[BEGIN Article]
The question that had come so close to fading into irrelevance is back: Will I ever see a woman elected president?
As Senator Elizabeth Warren became the fifth woman to exit the 2020 presidential race, announcing her departure on March 5 after failing to win a single one of the first primaries, women are coming to terms with the fact that, for the 244th year straight, the person America chooses to lead it in November will be a man.
“I don't want to say I expected this, but I'm a black woman, so let's put it this way: I don't actually presume to be treated fairly,” says Leah Williams, a marketing director in Gulfport, Florida, and a volunteer on the Warren campaign. “It's expected but disappointing.” (When Glamour reached Williams on Wednesday night, she was at a Warren campaign office, continuing to train volunteer phone bankers.)
“I never thought I was gonna have to have a conversation with my daughter about how we have to do all the big and important work in this country, but we don’t get the official credit for it,” says Sara Goldrick-Rab, a professor and education policy researcher in Philadelphia. “I actually thought we had a chance.” Rab’s daughter is 10, and her son is 13. “He gets to see white man after white man, who looks like him, go into these jobs. And what she just saw was a bunch of really intelligent women work incredibly hard and lose.”
[END Article]
[BEGIN Data extract]
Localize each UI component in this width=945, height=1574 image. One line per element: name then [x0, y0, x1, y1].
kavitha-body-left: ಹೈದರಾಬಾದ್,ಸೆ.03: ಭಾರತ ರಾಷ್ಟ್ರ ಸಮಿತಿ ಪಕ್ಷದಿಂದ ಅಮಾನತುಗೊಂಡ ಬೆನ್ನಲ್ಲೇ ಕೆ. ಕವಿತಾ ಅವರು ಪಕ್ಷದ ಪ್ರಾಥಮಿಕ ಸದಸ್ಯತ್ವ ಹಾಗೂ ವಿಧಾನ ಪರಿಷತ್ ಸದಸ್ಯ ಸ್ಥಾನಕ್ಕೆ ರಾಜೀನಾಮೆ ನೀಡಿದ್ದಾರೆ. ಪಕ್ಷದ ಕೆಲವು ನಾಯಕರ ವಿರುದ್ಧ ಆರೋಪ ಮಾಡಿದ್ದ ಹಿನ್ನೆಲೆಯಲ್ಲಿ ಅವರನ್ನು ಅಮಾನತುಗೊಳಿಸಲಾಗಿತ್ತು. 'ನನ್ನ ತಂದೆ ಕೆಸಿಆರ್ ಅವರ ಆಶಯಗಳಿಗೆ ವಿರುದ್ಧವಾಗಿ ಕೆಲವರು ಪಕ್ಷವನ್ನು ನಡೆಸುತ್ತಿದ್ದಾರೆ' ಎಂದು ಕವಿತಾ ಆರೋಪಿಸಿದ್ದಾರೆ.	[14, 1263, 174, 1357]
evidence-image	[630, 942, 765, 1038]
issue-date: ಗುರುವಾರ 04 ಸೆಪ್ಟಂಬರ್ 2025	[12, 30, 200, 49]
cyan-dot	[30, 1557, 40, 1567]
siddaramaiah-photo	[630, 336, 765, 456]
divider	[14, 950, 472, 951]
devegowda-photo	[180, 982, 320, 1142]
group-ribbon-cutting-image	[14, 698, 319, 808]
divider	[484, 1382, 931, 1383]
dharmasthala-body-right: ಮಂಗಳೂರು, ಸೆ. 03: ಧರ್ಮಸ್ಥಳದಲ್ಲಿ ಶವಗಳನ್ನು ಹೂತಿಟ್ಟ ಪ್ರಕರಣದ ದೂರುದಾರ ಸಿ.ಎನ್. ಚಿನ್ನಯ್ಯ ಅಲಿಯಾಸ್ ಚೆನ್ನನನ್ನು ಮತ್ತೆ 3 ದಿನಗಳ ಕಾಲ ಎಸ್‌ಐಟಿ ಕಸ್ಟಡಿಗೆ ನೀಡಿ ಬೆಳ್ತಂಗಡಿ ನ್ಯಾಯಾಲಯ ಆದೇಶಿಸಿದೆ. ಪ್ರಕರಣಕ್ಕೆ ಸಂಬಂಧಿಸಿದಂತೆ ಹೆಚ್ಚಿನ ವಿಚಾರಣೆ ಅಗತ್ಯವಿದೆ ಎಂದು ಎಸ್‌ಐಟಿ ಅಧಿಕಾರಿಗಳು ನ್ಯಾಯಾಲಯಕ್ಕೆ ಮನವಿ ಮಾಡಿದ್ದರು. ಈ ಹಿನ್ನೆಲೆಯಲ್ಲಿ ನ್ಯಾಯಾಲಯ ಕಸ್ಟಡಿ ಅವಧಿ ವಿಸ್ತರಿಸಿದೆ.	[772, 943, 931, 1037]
[END Data extract]
- [Set task]: Repeat everything from "The question that" down to "volunteer phone bankers.)" in the article above on Elizabeth Warren's exit from the 2020 race.

- [Output below]:
The question that had come so close to fading into irrelevance is back: Will I ever see a woman elected president?
As Senator Elizabeth Warren became the fifth woman to exit the 2020 presidential race, announcing her departure on March 5 after failing to win a single one of the first primaries, women are coming to terms with the fact that, for the 244th year straight, the person America chooses to lead it in November will be a man.
“I don't want to say I expected this, but I'm a black woman, so let's put it this way: I don't actually presume to be treated fairly,” says Leah Williams, a marketing director in Gulfport, Florida, and a volunteer on the Warren campaign. “It's expected but disappointing.” (When Glamour reached Williams on Wednesday night, she was at a Warren campaign office, continuing to train volunteer phone bankers.)